[START Records]
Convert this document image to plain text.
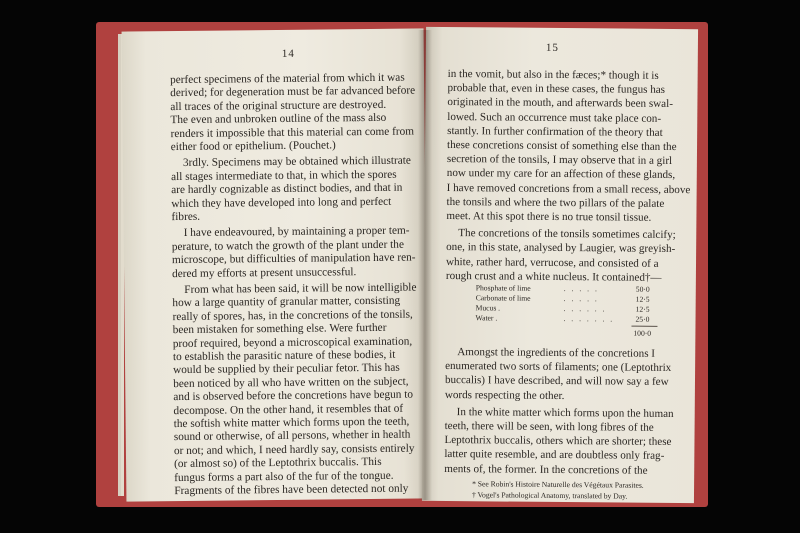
14
perfect specimens of the material from which it was
derived; for degeneration must be far advanced before
all traces of the original structure are destroyed.
The even and unbroken outline of the mass also
renders it impossible that this material can come from
either food or epithelium. (Pouchet.)
3rdly. Specimens may be obtained which illustrate
all stages intermediate to that, in which the spores
are hardly cognizable as distinct bodies, and that in
which they have developed into long and perfect
fibres.
I have endeavoured, by maintaining a proper tem-
perature, to watch the growth of the plant under the
microscope, but difficulties of manipulation have ren-
dered my efforts at present unsuccessful.
From what has been said, it will be now intelligible
how a large quantity of granular matter, consisting
really of spores, has, in the concretions of the tonsils,
been mistaken for something else. Were further
proof required, beyond a microscopical examination,
to establish the parasitic nature of these bodies, it
would be supplied by their peculiar fetor. This has
been noticed by all who have written on the subject,
and is observed before the concretions have begun to
decompose. On the other hand, it resembles that of
the softish white matter which forms upon the teeth,
sound or otherwise, of all persons, whether in health
or not; and which, I need hardly say, consists entirely
(or almost so) of the Leptothrix buccalis. This
fungus forms a part also of the fur of the tongue.
Fragments of the fibres have been detected not only
15
in the vomit, but also in the fæces;* though it is
probable that, even in these cases, the fungus has
originated in the mouth, and afterwards been swal-
lowed. Such an occurrence must take place con-
stantly. In further confirmation of the theory that
these concretions consist of something else than the
secretion of the tonsils, I may observe that in a girl
now under my care for an affection of these glands,
I have removed concretions from a small recess, above
the tonsils and where the two pillars of the palate
meet. At this spot there is no true tonsil tissue.
The concretions of the tonsils sometimes calcify;
one, in this state, analysed by Laugier, was greyish-
white, rather hard, verrucose, and consisted of a
rough crust and a white nucleus. It contained†—
Phosphate of lime	. . . . .	50·0
Carbonate of lime	. . . . .	12·5
Mucus .	. . . . . .	12·5
Water .	. . . . . . .	25·0
100·0
Amongst the ingredients of the concretions I
enumerated two sorts of filaments; one (Leptothrix
buccalis) I have described, and will now say a few
words respecting the other.
In the white matter which forms upon the human
teeth, there will be seen, with long fibres of the
Leptothrix buccalis, others which are shorter; these
latter quite resemble, and are doubtless only frag-
ments of, the former. In the concretions of the
* See Robin's Histoire Naturelle des Végétaux Parasites.
† Vogel's Pathological Anatomy, translated by Day.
[END Records]
[Directive]:
Print all the records again exactly; do not include any picture.

[Response]:
Convert this document image to plain text.
14
perfect specimens of the material from which it was
derived; for degeneration must be far advanced before
all traces of the original structure are destroyed.
The even and unbroken outline of the mass also
renders it impossible that this material can come from
either food or epithelium. (Pouchet.)
3rdly. Specimens may be obtained which illustrate
all stages intermediate to that, in which the spores
are hardly cognizable as distinct bodies, and that in
which they have developed into long and perfect
fibres.
I have endeavoured, by maintaining a proper tem-
perature, to watch the growth of the plant under the
microscope, but difficulties of manipulation have ren-
dered my efforts at present unsuccessful.
From what has been said, it will be now intelligible
how a large quantity of granular matter, consisting
really of spores, has, in the concretions of the tonsils,
been mistaken for something else. Were further
proof required, beyond a microscopical examination,
to establish the parasitic nature of these bodies, it
would be supplied by their peculiar fetor. This has
been noticed by all who have written on the subject,
and is observed before the concretions have begun to
decompose. On the other hand, it resembles that of
the softish white matter which forms upon the teeth,
sound or otherwise, of all persons, whether in health
or not; and which, I need hardly say, consists entirely
(or almost so) of the Leptothrix buccalis. This
fungus forms a part also of the fur of the tongue.
Fragments of the fibres have been detected not only
15
in the vomit, but also in the fæces;* though it is
probable that, even in these cases, the fungus has
originated in the mouth, and afterwards been swal-
lowed. Such an occurrence must take place con-
stantly. In further confirmation of the theory that
these concretions consist of something else than the
secretion of the tonsils, I may observe that in a girl
now under my care for an affection of these glands,
I have removed concretions from a small recess, above
the tonsils and where the two pillars of the palate
meet. At this spot there is no true tonsil tissue.
The concretions of the tonsils sometimes calcify;
one, in this state, analysed by Laugier, was greyish-
white, rather hard, verrucose, and consisted of a
rough crust and a white nucleus. It contained†—
Phosphate of lime	. . . . .	50·0
Carbonate of lime	. . . . .	12·5
Mucus .	. . . . . .	12·5
Water .	. . . . . . .	25·0
100·0
Amongst the ingredients of the concretions I
enumerated two sorts of filaments; one (Leptothrix
buccalis) I have described, and will now say a few
words respecting the other.
In the white matter which forms upon the human
teeth, there will be seen, with long fibres of the
Leptothrix buccalis, others which are shorter; these
latter quite resemble, and are doubtless only frag-
ments of, the former. In the concretions of the
* See Robin's Histoire Naturelle des Végétaux Parasites.
† Vogel's Pathological Anatomy, translated by Day.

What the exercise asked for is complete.